Supplied records.

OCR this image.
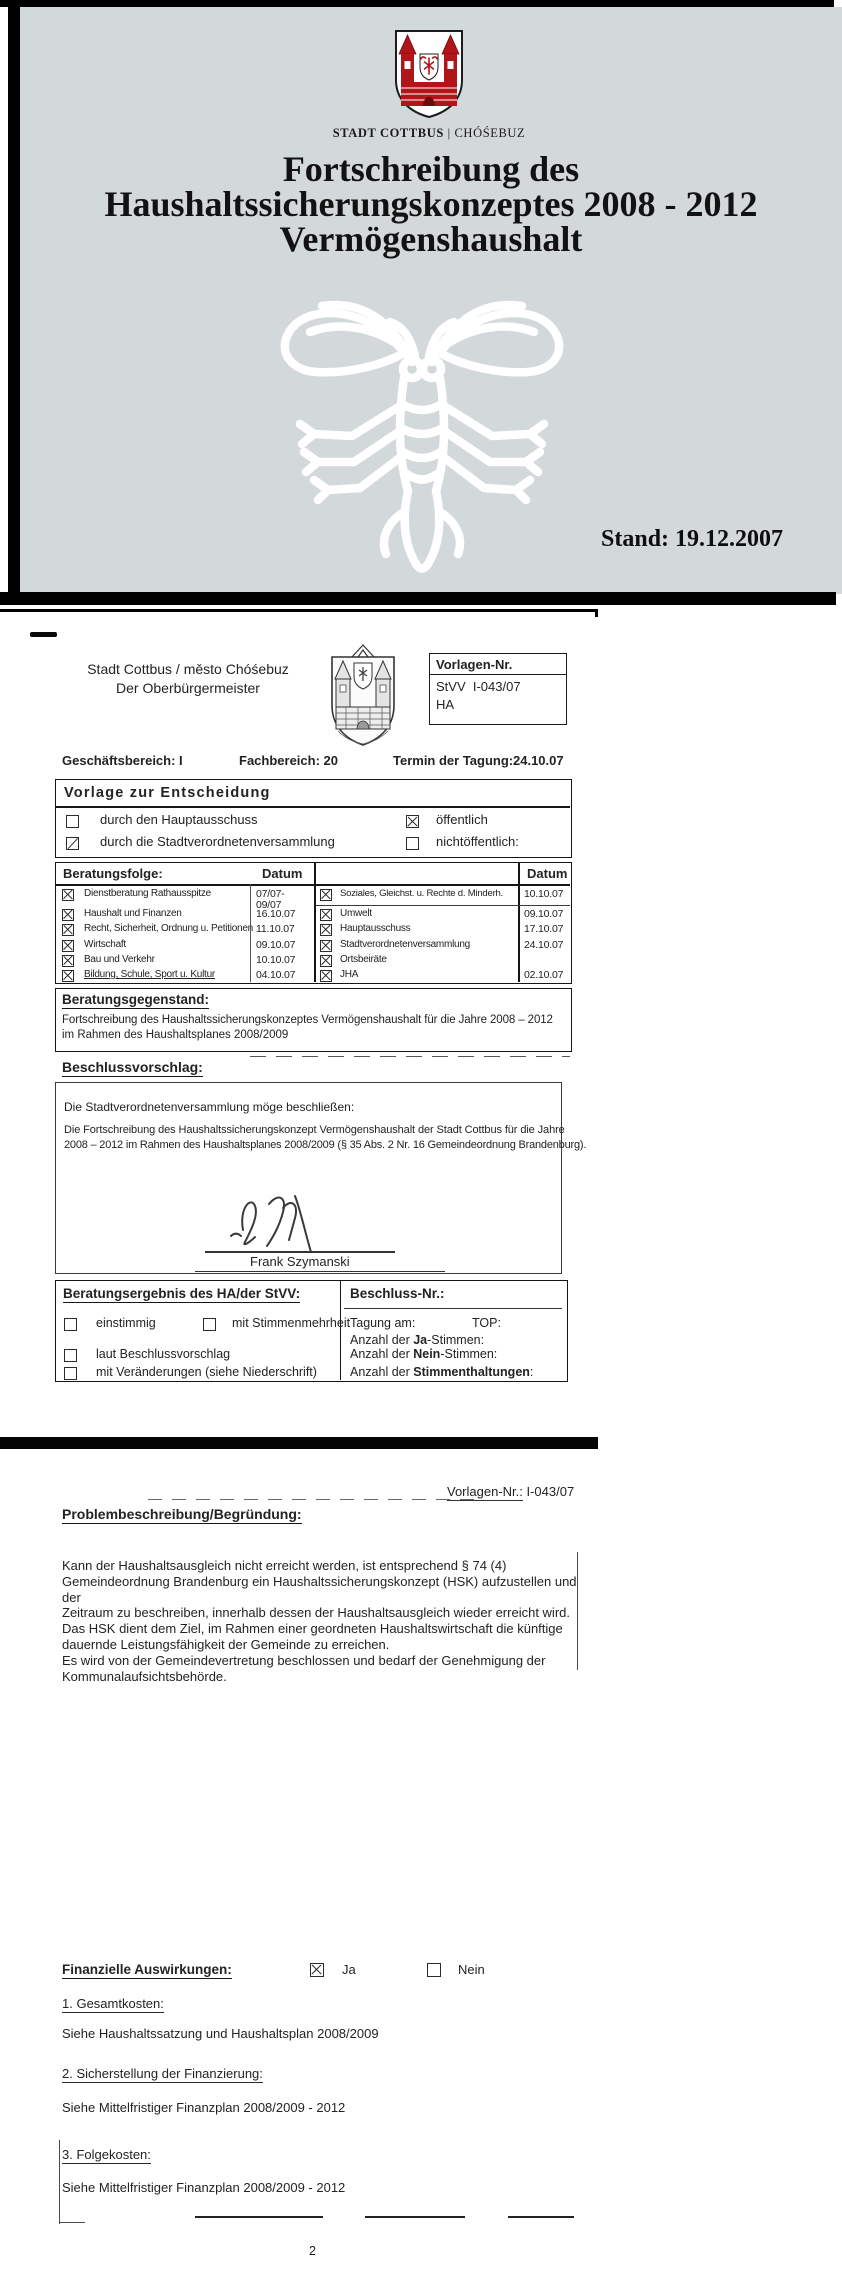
STADT COTTBUS | CHÓŚEBUZ
Fortschreibung des
Haushaltssicherungskonzeptes 2008 - 2012
Vermögenshaushalt
Stand: 19.12.2007
Stadt Cottbus / město Chóśebuz
Der Oberbürgermeister
Vorlagen-Nr.
StVV  I-043/07
HA
Geschäftsbereich: I	Fachbereich: 20	Termin der Tagung: 24.10.07
Vorlage zur Entscheidung
durch den Hauptausschuss	öffentlich
durch die Stadtverordnetenversammlung	nichtöffentlich:
Beratungsfolge:	Datum	Datum
Dienstberatung Rathausspitze	07/07-
09/07
Haushalt und Finanzen	16.10.07
Recht, Sicherheit, Ordnung u. Petitionen 11.10.07
Wirtschaft	09.10.07
Bau und Verkehr	10.10.07
Bildung, Schule, Sport u. Kultur	04.10.07
Soziales, Gleichst. u. Rechte d. Minderh. 10.10.07
Umwelt	09.10.07
Hauptausschuss	17.10.07
Stadtverordnetenversammlung	24.10.07
Ortsbeiräte
JHA	02.10.07
Beratungsgegenstand:
Fortschreibung des Haushaltssicherungskonzeptes Vermögenshaushalt für die Jahre 2008 – 2012
im Rahmen des Haushaltsplanes 2008/2009
Beschlussvorschlag:
Die Stadtverordnetenversammlung möge beschließen:
Die Fortschreibung des Haushaltssicherungskonzept Vermögenshaushalt der Stadt Cottbus für die Jahre
2008 – 2012 im Rahmen des Haushaltsplanes 2008/2009 (§ 35 Abs. 2 Nr. 16 Gemeindeordnung Brandenburg).
Frank Szymanski
Beratungsergebnis des HA/der StVV:	Beschluss-Nr.:
einstimmig	mit Stimmenmehrheit Tagung am:	TOP:
Anzahl der Ja-Stimmen:
laut Beschlussvorschlag	Anzahl der Nein-Stimmen:
mit Veränderungen (siehe Niederschrift)	Anzahl der Stimmenthaltungen:
Vorlagen-Nr.: I-043/07
Problembeschreibung/Begründung:
Kann der Haushaltsausgleich nicht erreicht werden, ist entsprechend § 74 (4)
Gemeindeordnung Brandenburg ein Haushaltssicherungskonzept (HSK) aufzustellen und der
Zeitraum zu beschreiben, innerhalb dessen der Haushaltsausgleich wieder erreicht wird.
Das HSK dient dem Ziel, im Rahmen einer geordneten Haushaltswirtschaft die künftige
dauernde Leistungsfähigkeit der Gemeinde zu erreichen.
Es wird von der Gemeindevertretung beschlossen und bedarf der Genehmigung der
Kommunalaufsichtsbehörde.
Finanzielle Auswirkungen:	Ja	Nein
1. Gesamtkosten:
Siehe Haushaltssatzung und Haushaltsplan 2008/2009
2. Sicherstellung der Finanzierung:
Siehe Mittelfristiger Finanzplan 2008/2009 - 2012
3. Folgekosten:
Siehe Mittelfristiger Finanzplan 2008/2009 - 2012
2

Directions for this task. Reproduce the records above exactly, leaving out every picture they contain.

The response.
OCR this image.
STADT COTTBUS | CHÓŚEBUZ
Fortschreibung des
Haushaltssicherungskonzeptes 2008 - 2012
Vermögenshaushalt
Stand: 19.12.2007
Stadt Cottbus / město Chóśebuz
Der Oberbürgermeister
Vorlagen-Nr.
StVV  I-043/07
HA
Geschäftsbereich: I	Fachbereich: 20	Termin der Tagung: 24.10.07
Vorlage zur Entscheidung
durch den Hauptausschuss	öffentlich
durch die Stadtverordnetenversammlung	nichtöffentlich:
Beratungsfolge:	Datum	Datum
Dienstberatung Rathausspitze	07/07-
09/07
Haushalt und Finanzen	16.10.07
Recht, Sicherheit, Ordnung u. Petitionen 11.10.07
Wirtschaft	09.10.07
Bau und Verkehr	10.10.07
Bildung, Schule, Sport u. Kultur	04.10.07
Soziales, Gleichst. u. Rechte d. Minderh. 10.10.07
Umwelt	09.10.07
Hauptausschuss	17.10.07
Stadtverordnetenversammlung	24.10.07
Ortsbeiräte
JHA	02.10.07
Beratungsgegenstand:
Fortschreibung des Haushaltssicherungskonzeptes Vermögenshaushalt für die Jahre 2008 – 2012
im Rahmen des Haushaltsplanes 2008/2009
Beschlussvorschlag:
Die Stadtverordnetenversammlung möge beschließen:
Die Fortschreibung des Haushaltssicherungskonzept Vermögenshaushalt der Stadt Cottbus für die Jahre
2008 – 2012 im Rahmen des Haushaltsplanes 2008/2009 (§ 35 Abs. 2 Nr. 16 Gemeindeordnung Brandenburg).
Frank Szymanski
Beratungsergebnis des HA/der StVV:	Beschluss-Nr.:
einstimmig	mit Stimmenmehrheit Tagung am:	TOP:
Anzahl der Ja-Stimmen:
laut Beschlussvorschlag	Anzahl der Nein-Stimmen:
mit Veränderungen (siehe Niederschrift)	Anzahl der Stimmenthaltungen:
Vorlagen-Nr.: I-043/07
Problembeschreibung/Begründung:
Kann der Haushaltsausgleich nicht erreicht werden, ist entsprechend § 74 (4)
Gemeindeordnung Brandenburg ein Haushaltssicherungskonzept (HSK) aufzustellen und der
Zeitraum zu beschreiben, innerhalb dessen der Haushaltsausgleich wieder erreicht wird.
Das HSK dient dem Ziel, im Rahmen einer geordneten Haushaltswirtschaft die künftige
dauernde Leistungsfähigkeit der Gemeinde zu erreichen.
Es wird von der Gemeindevertretung beschlossen und bedarf der Genehmigung der
Kommunalaufsichtsbehörde.
Finanzielle Auswirkungen:	Ja	Nein
1. Gesamtkosten:
Siehe Haushaltssatzung und Haushaltsplan 2008/2009
2. Sicherstellung der Finanzierung:
Siehe Mittelfristiger Finanzplan 2008/2009 - 2012
3. Folgekosten:
Siehe Mittelfristiger Finanzplan 2008/2009 - 2012
2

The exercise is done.